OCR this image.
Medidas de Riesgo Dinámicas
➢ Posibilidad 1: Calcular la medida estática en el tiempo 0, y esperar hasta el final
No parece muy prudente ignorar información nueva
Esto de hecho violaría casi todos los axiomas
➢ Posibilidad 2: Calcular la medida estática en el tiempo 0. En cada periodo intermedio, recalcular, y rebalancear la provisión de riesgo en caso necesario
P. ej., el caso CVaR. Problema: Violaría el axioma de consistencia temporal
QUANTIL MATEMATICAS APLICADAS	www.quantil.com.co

○ ○ ○

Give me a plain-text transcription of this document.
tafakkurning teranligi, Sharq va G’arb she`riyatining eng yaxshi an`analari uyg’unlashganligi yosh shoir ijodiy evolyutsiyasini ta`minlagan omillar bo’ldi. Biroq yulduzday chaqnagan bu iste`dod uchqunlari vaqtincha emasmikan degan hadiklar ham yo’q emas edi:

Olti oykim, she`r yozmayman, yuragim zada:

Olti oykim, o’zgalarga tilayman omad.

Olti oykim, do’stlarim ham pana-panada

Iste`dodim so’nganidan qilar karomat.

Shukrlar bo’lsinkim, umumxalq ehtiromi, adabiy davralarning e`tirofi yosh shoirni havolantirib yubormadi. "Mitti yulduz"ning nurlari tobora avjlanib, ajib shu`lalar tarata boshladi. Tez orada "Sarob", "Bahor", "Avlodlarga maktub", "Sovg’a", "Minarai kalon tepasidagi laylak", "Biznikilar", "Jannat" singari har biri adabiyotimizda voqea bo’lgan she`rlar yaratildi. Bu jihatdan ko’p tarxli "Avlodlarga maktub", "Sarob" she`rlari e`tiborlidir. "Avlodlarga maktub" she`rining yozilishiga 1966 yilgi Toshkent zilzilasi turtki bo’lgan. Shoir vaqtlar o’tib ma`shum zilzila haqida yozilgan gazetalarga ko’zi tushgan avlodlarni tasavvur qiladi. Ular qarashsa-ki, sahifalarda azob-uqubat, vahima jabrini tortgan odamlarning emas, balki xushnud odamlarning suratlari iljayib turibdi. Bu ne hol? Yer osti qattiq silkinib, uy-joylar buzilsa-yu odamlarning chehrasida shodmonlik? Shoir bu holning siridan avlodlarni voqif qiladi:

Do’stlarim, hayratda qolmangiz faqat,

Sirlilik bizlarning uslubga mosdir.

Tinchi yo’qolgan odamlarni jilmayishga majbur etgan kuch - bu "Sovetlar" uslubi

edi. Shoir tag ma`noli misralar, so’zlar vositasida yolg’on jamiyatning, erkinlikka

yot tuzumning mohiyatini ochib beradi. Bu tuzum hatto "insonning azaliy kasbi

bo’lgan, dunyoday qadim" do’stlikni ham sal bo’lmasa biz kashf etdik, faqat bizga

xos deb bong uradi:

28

○ ○ ○

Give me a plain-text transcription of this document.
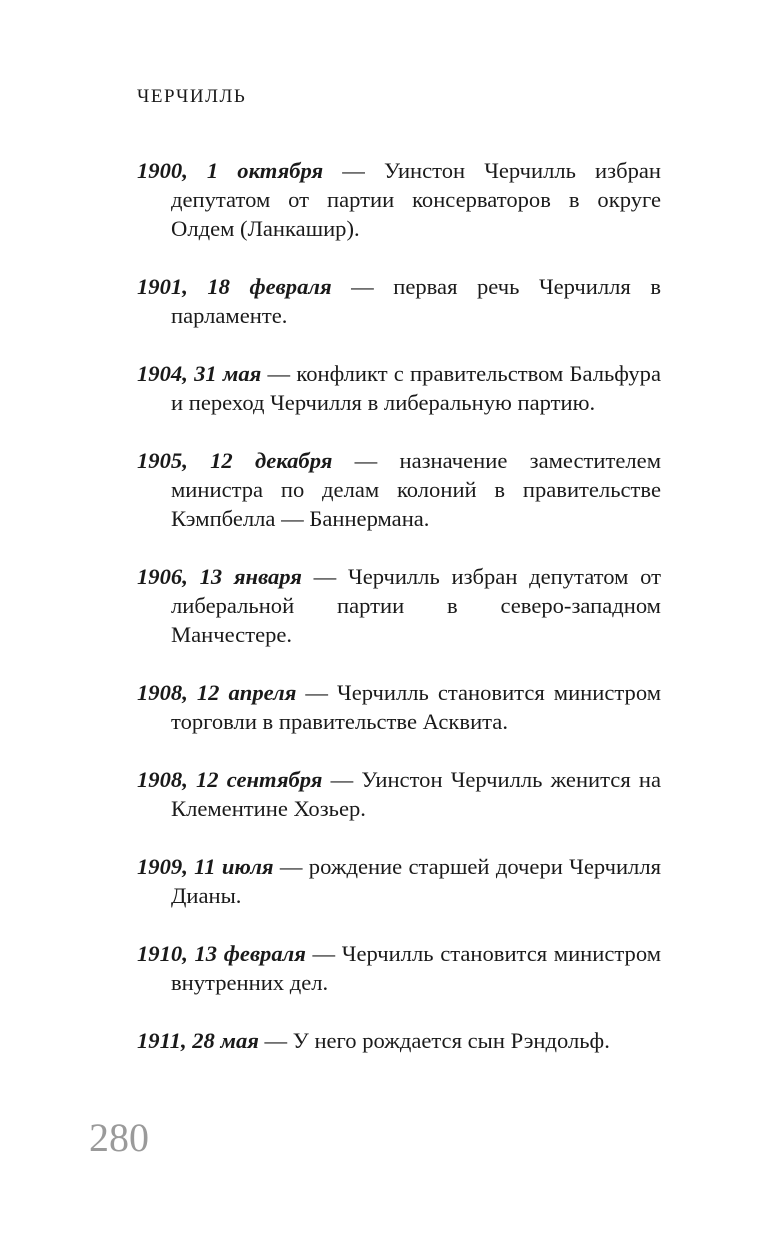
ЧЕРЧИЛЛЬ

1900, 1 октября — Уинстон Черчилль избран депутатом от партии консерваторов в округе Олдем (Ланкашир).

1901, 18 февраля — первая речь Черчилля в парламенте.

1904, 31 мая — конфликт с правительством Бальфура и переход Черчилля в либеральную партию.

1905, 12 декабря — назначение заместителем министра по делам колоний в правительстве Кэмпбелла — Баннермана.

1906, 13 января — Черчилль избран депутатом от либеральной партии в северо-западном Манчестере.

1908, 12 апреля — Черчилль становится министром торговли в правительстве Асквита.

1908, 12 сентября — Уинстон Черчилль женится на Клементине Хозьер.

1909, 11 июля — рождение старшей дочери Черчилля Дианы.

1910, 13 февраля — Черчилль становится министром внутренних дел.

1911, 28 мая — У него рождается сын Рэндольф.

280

○ ○ ○

Copy out every line with the word "становится".

# SOLUTION FOR THIS TASK:
1908, 12 апреля — Черчилль становится министром торговли в правительстве Асквита.
1910, 13 февраля — Черчилль становится министром внутренних дел.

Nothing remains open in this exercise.